§ **THE EXERCISE**
Copy nothing but the text: reproduce each line of the listing exactly and leave the pictures out.

§ **EXTRACTED INFORMATION**
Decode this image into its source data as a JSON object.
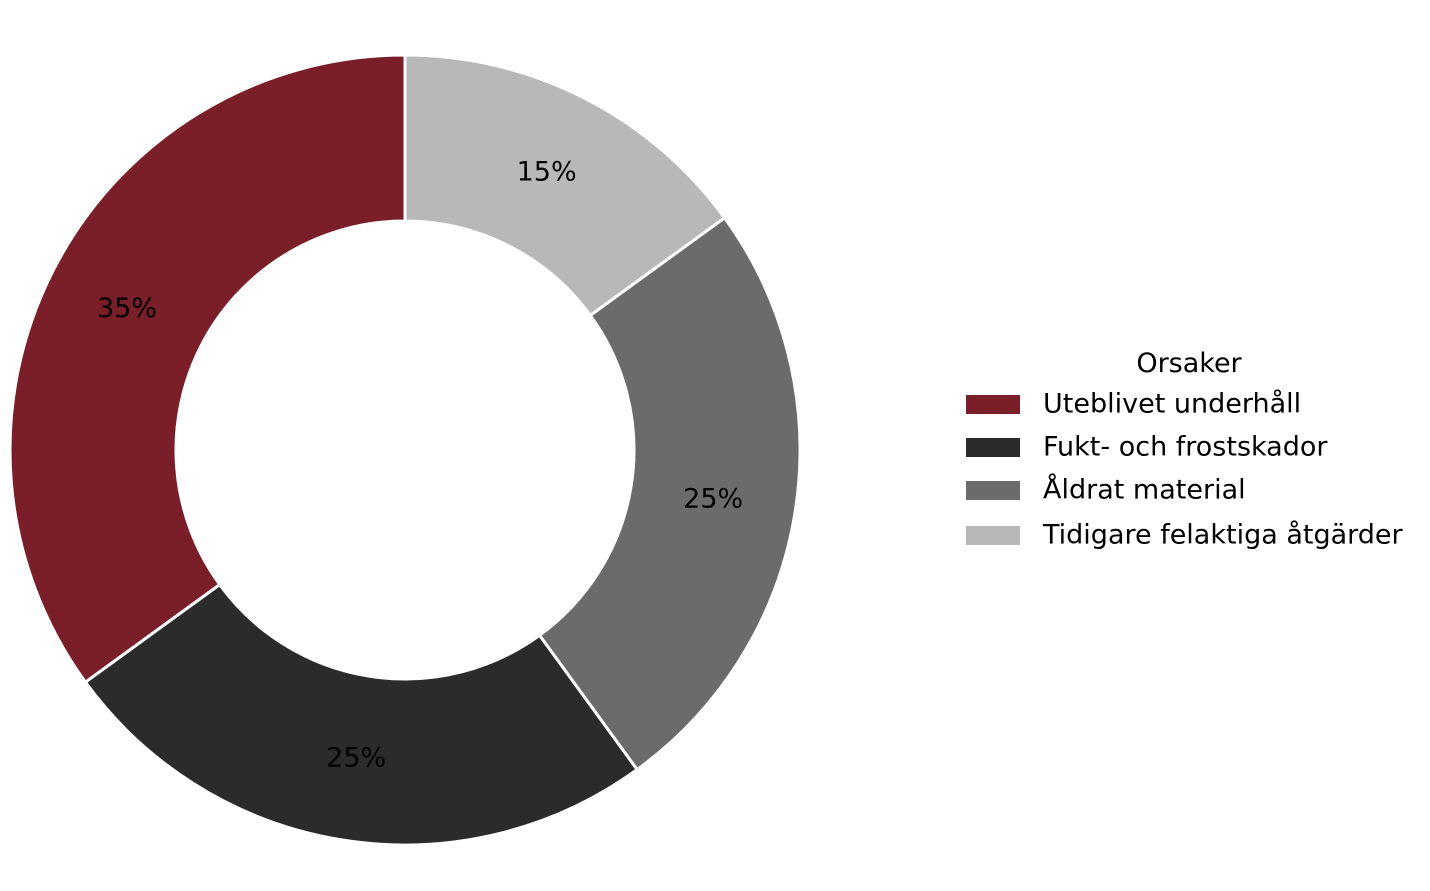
{
  "chart_data": {
    "type": "pie",
    "donut": true,
    "legend": {
      "title": "Orsaker",
      "placement": "right"
    },
    "slices": [
      {
        "label": "Uteblivet underhåll",
        "value": 35,
        "display": "35%",
        "color": "#7a1e29"
      },
      {
        "label": "Fukt- och frostskador",
        "value": 25,
        "display": "25%",
        "color": "#2b2b2b"
      },
      {
        "label": "Åldrat material",
        "value": 25,
        "display": "25%",
        "color": "#6b6b6b"
      },
      {
        "label": "Tidigare felaktiga åtgärder",
        "value": 15,
        "display": "15%",
        "color": "#b8b8b8"
      }
    ],
    "start_angle": "12 o'clock",
    "direction": "counterclockwise"
  }
}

§ **SOLUTION TO THE PROBLEM**
Decode this image into its source data as a JSON object.
{
  "chart_data": {
    "type": "pie",
    "donut": true,
    "legend": {
      "title": "Orsaker",
      "placement": "right"
    },
    "slices": [
      {
        "label": "Uteblivet underhåll",
        "value": 35,
        "display": "35%",
        "color": "#7a1e29"
      },
      {
        "label": "Fukt- och frostskador",
        "value": 25,
        "display": "25%",
        "color": "#2b2b2b"
      },
      {
        "label": "Åldrat material",
        "value": 25,
        "display": "25%",
        "color": "#6b6b6b"
      },
      {
        "label": "Tidigare felaktiga åtgärder",
        "value": 15,
        "display": "15%",
        "color": "#b8b8b8"
      }
    ],
    "start_angle": "12 o'clock",
    "direction": "counterclockwise"
  }
}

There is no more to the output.